▸ What needs to be done
Note each line where "combina" appears, and copy it.

A block of data:
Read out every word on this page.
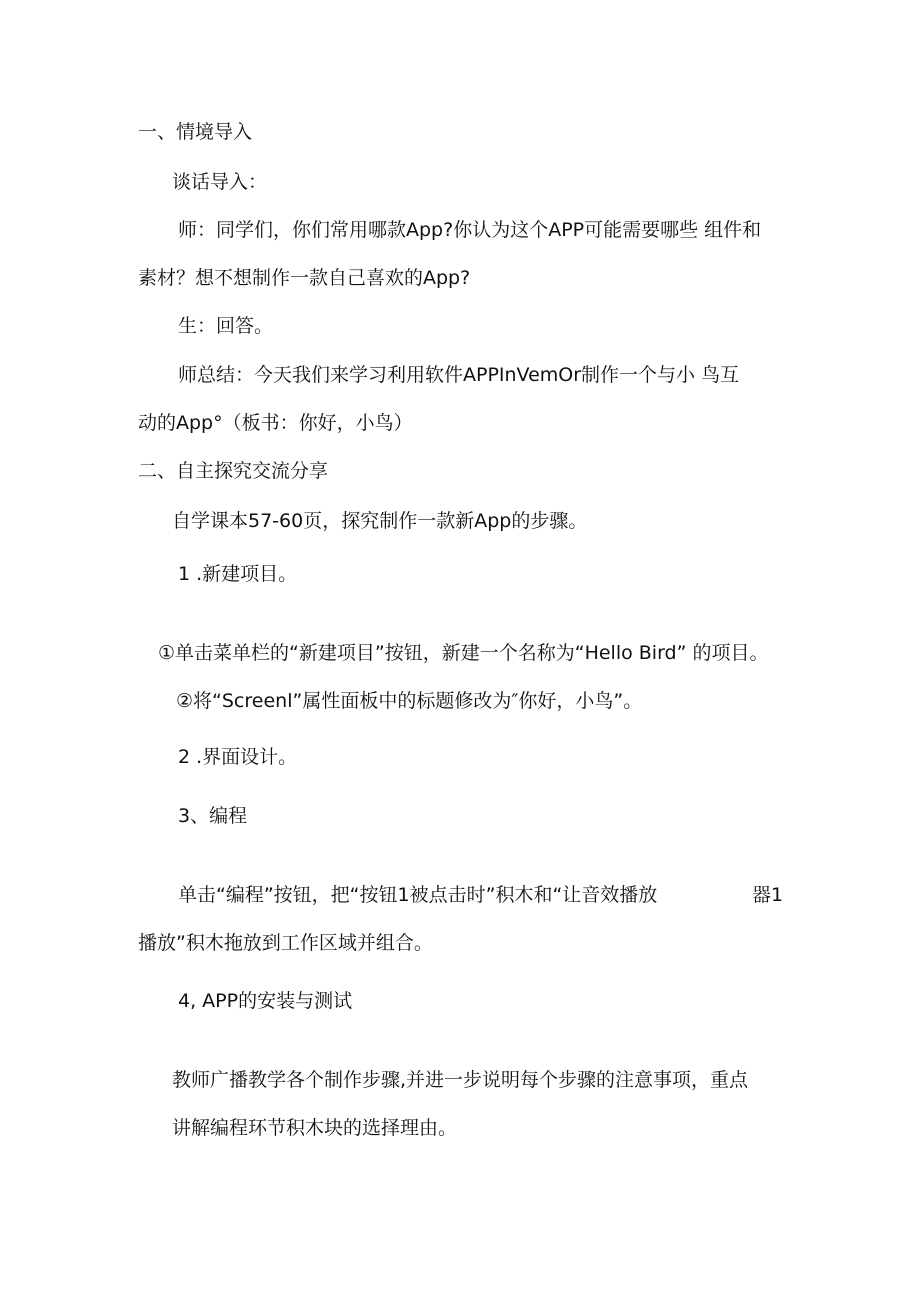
一、情境导入

谈话导入：

师：同学们，你们常用哪款App?你认为这个APP可能需要哪些 组件和

素材？想不想制作一款自己喜欢的App?

生：回答。

师总结：今天我们来学习利用软件APPInVemOr制作一个与小 鸟互

动的App°（板书：你好，小鸟）

二、自主探究交流分享

自学课本57-60页，探究制作一款新App的步骤。

1 .新建项目。

①单击菜单栏的“新建项目”按钮，新建一个名称为“Hello Bird” 的项目。

②将“Screenl”属性面板中的标题修改为″你好，小鸟”。

2 .界面设计。

3、编程

单击“编程”按钮，把“按钮1被点击时”积木和“让音效播放	器1

播放”积木拖放到工作区域并组合。

4, APP的安装与测试

教师广播教学各个制作步骤,并进一步说明每个步骤的注意事项，重点

讲解编程环节积木块的选择理由。
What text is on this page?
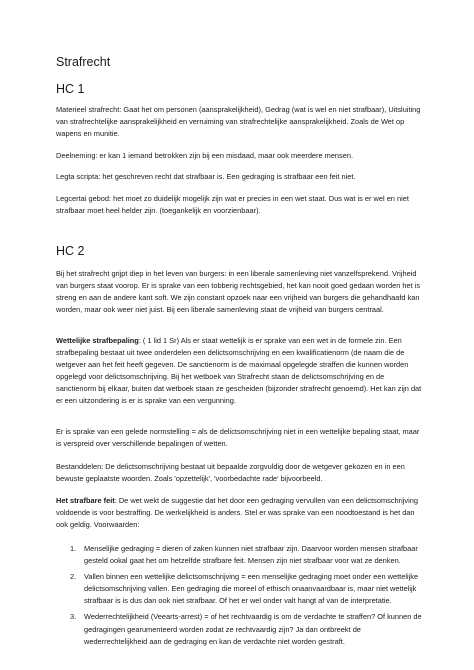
Strafrecht
HC 1
Materieel strafrecht: Gaat het om personen (aansprakelijkheid), Gedrag (wat is wel en niet strafbaar), Uitsluiting van strafrechtelijke aansprakelijkheid en verruiming van strafrechtelijke aansprakelijkheid. Zoals de Wet op wapens en munitie.
Deelneming: er kan 1 iemand betrokken zijn bij een misdaad, maar ook meerdere mensen.
Legta scripta: het geschreven recht dat strafbaar is. Een gedraging is strafbaar een feit niet.
Legcertai gebod: het moet zo duidelijk mogelijk zijn wat er precies in een wet staat. Dus wat is er wel en niet strafbaar moet heel helder zijn. (toegankelijk en voorzienbaar).
HC 2
Bij het strafrecht grijpt diep in het leven van burgers: in een liberale samenleving niet vanzelfsprekend. Vrijheid van burgers staat voorop. Er is sprake van een tobberig rechtsgebied, het kan nooit goed gedaan worden het is streng en aan de andere kant soft. We zijn constant opzoek naar een vrijheid van burgers die gehandhaafd kan worden, maar ook weer niet juist. Bij een liberale samenleving staat de vrijheid van burgers centraal.
Wettelijke strafbepaling: ( 1 lid 1 Sr) Als er staat wettelijk is er sprake van een wet in de formele zin. Een strafbepaling bestaat uit twee onderdelen een delictsomschrijving en een kwalificatienorm (de naam die de wetgever aan het feit heeft gegeven. De sanctienorm is de maximaal opgelegde straffen die kunnen worden opgelegd voor delictsomschrijving. Bij het wetboek van Strafrecht staan de delictsomschrijving en de sanctienorm bij elkaar, buiten dat wetboek staan ze gescheiden (bijzonder strafrecht genoemd). Het kan zijn dat er een uitzondering is er is sprake van een vergunning.
Er is sprake van een gelede normstelling = als de delictsomschrijving niet in een wettelijke bepaling staat, maar is verspreid over verschillende bepalingen of wetten.
Bestanddelen: De delictsomschrijving bestaat uit bepaalde zorgvuldig door de wetgever gekozen en in een bewuste geplaatste woorden. Zoals 'opzettelijk', 'voorbedachte rade' bijvoorbeeld.
Het strafbare feit: De wet wekt de suggestie dat het door een gedraging vervullen van een delictsomschrijving voldoende is voor bestraffing. De werkelijkheid is anders. Stel er was sprake van een noodtoestand is het dan ook geldig. Voorwaarden:
1. Menselijke gedraging = dieren of zaken kunnen niet strafbaar zijn. Daarvoor worden mensen strafbaar gesteld ookal gaat het om hetzelfde strafbare feit. Mensen zijn niet strafbaar voor wat ze denken.
2. Vallen binnen een wettelijke delictsomschrijving = een menselijke gedraging moet onder een wettelijke delictsomschrijving vallen. Een gedraging die moreel of ethisch onaanvaardbaar is, maar niet wettelijk strafbaar is is dus dan ook niet strafbaar. Of het er wel onder valt hangt af van de interpretatie.
3. Wederrechtelijkheid (Veearts-arrest) = of het rechtvaardig is om de verdachte te straffen? Of kunnen de gedragingen gearumenteerd worden zodat ze rechtvaardig zijn? Ja dan ontbreekt de wederrechtelijkheid aan de gedraging en kan de verdachte niet worden gestraft.
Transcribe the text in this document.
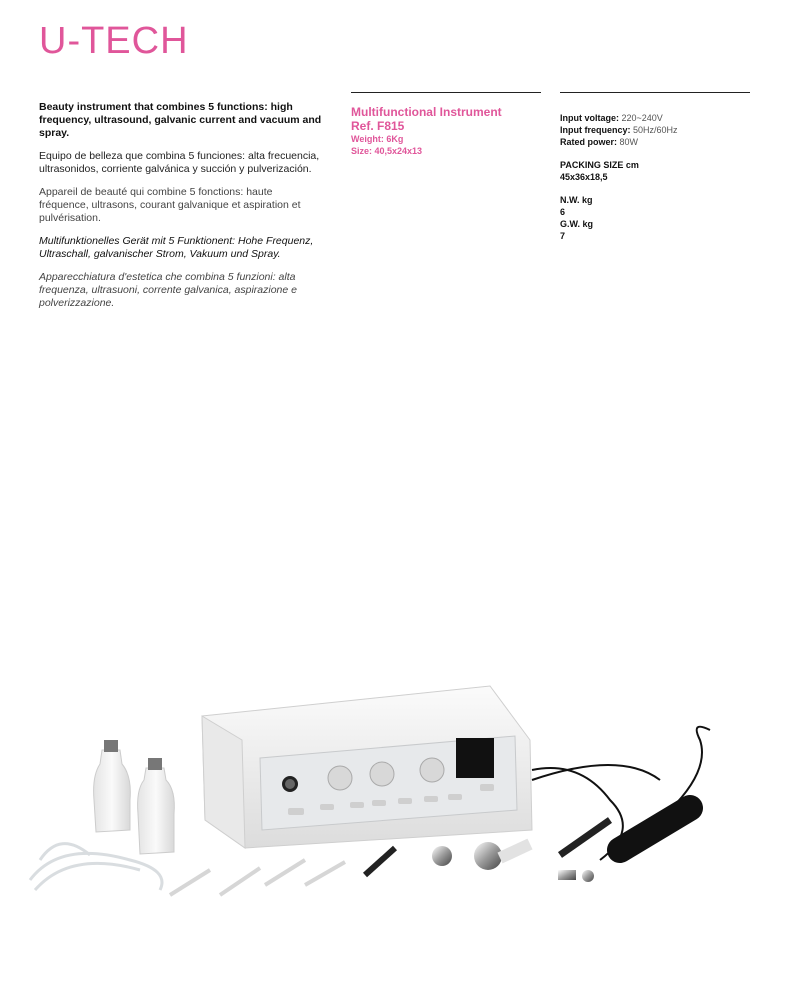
U-TECH

Beauty instrument that combines 5 functions: high frequency, ultrasound, galvanic current and vacuum and spray.

Equipo de belleza que combina 5 funciones: alta frecuencia, ultrasonidos, corriente galvánica y succión y pulverización.

Appareil de beauté qui combine 5 fonctions: haute fréquence, ultrasons, courant galvanique et aspiration et pulvérisation.

Multifunktionelles Gerät mit 5 Funktionent: Hohe Frequenz, Ultraschall, galvanischer Strom, Vakuum und Spray.

Apparecchiatura d'estetica che combina 5 funzioni: alta frequenza, ultrasuoni, corrente galvanica, aspirazione e polverizzazione.

Multifunctional Instrument
Ref. F815
Weight: 6Kg
Size: 40,5x24x13
Input voltage: 220~240V
Input frequency: 50Hz/60Hz
Rated power: 80W
PACKING SIZE cm
45x36x18,5
N.W. kg
6
G.W. kg
7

▸ Complete answer
Equipo de belleza que combina 5 funciones: alta frecuencia, ultrasonidos, corriente galvánica y succión y pulverización.
Apparecchiatura d'estetica che combina 5 funzioni: alta frequenza, ultrasuoni, corrente galvanica, aspirazione e polverizzazione.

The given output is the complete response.